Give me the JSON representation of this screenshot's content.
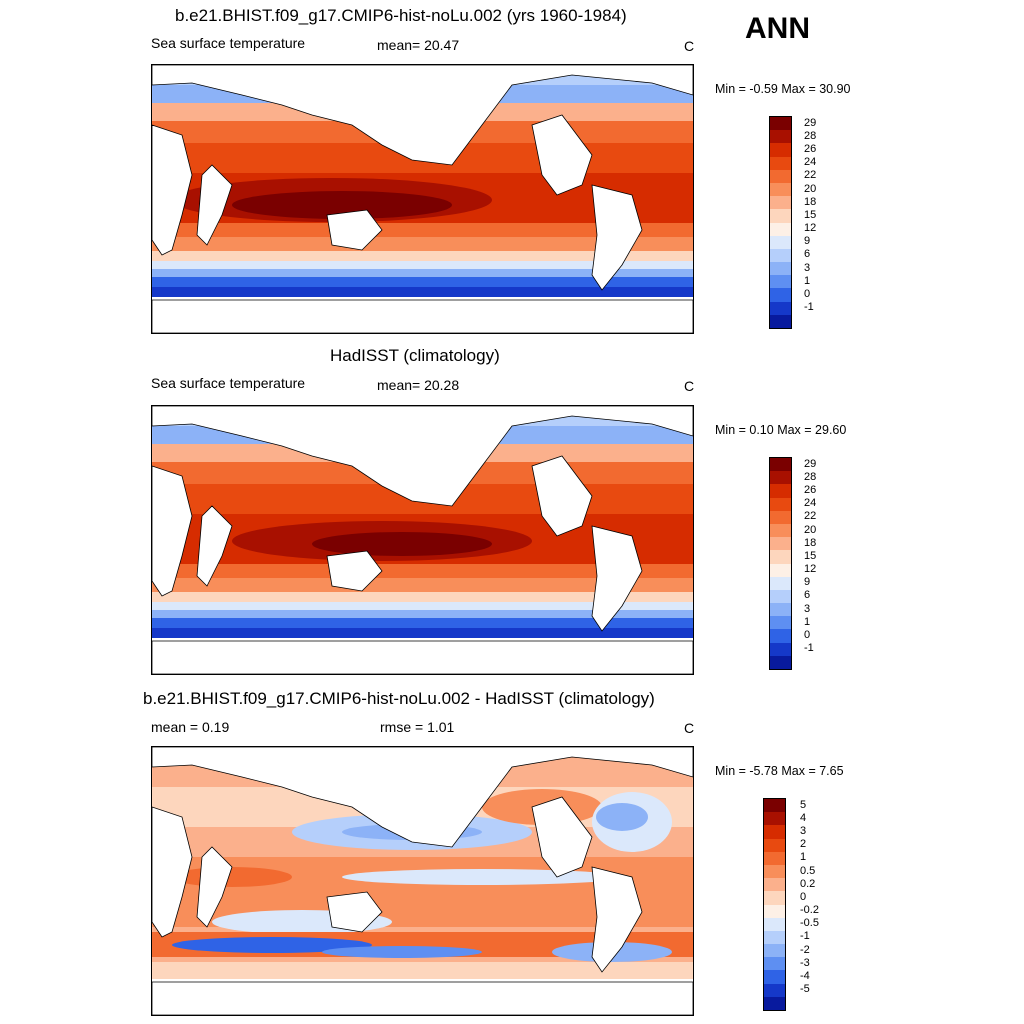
{
  "season_label": "ANN",
  "panels": [
    {
      "title": "b.e21.BHIST.f09_g17.CMIP6-hist-noLu.002 (yrs 1960-1984)",
      "left_label": "Sea surface temperature",
      "center_label": "mean=  20.47",
      "unit": "C",
      "minmax": "Min =  -0.59 Max =  30.90",
      "colorbar": {
        "levels": [
          "29",
          "28",
          "26",
          "24",
          "22",
          "20",
          "18",
          "15",
          "12",
          "9",
          "6",
          "3",
          "1",
          "0",
          "-1"
        ],
        "colors": [
          "#7a0000",
          "#a81000",
          "#d62c00",
          "#e84a10",
          "#f26a30",
          "#f88e5a",
          "#fbb08c",
          "#fdd6bd",
          "#fdf0e6",
          "#dbe8fb",
          "#b5cffb",
          "#8cb2f7",
          "#5e8ff2",
          "#2f63e6",
          "#1538c9",
          "#081a9e"
        ]
      }
    },
    {
      "title": "HadISST (climatology)",
      "left_label": "Sea surface temperature",
      "center_label": "mean=  20.28",
      "unit": "C",
      "minmax": "Min =   0.10 Max =  29.60",
      "colorbar": {
        "levels": [
          "29",
          "28",
          "26",
          "24",
          "22",
          "20",
          "18",
          "15",
          "12",
          "9",
          "6",
          "3",
          "1",
          "0",
          "-1"
        ],
        "colors": [
          "#7a0000",
          "#a81000",
          "#d62c00",
          "#e84a10",
          "#f26a30",
          "#f88e5a",
          "#fbb08c",
          "#fdd6bd",
          "#fdf0e6",
          "#dbe8fb",
          "#b5cffb",
          "#8cb2f7",
          "#5e8ff2",
          "#2f63e6",
          "#1538c9",
          "#081a9e"
        ]
      }
    },
    {
      "title": "b.e21.BHIST.f09_g17.CMIP6-hist-noLu.002 - HadISST (climatology)",
      "left_label": "mean =   0.19",
      "center_label": "rmse =   1.01",
      "unit": "C",
      "minmax": "Min =  -5.78 Max =   7.65",
      "colorbar": {
        "levels": [
          "5",
          "4",
          "3",
          "2",
          "1",
          "0.5",
          "0.2",
          "0",
          "-0.2",
          "-0.5",
          "-1",
          "-2",
          "-3",
          "-4",
          "-5"
        ],
        "colors": [
          "#7a0000",
          "#a81000",
          "#d62c00",
          "#e84a10",
          "#f26a30",
          "#f88e5a",
          "#fbb08c",
          "#fdd6bd",
          "#fdf0e6",
          "#dbe8fb",
          "#b5cffb",
          "#8cb2f7",
          "#5e8ff2",
          "#2f63e6",
          "#1538c9",
          "#081a9e"
        ]
      }
    }
  ]
}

# # #

■ Task requirements ■
Scan the listing above and identify each line holding the string "climatology"; copy every such line.

■ Solution for this task ■
      "title": "HadISST (climatology)",
      "title": "b.e21.BHIST.f09_g17.CMIP6-hist-noLu.002 - HadISST (climatology)",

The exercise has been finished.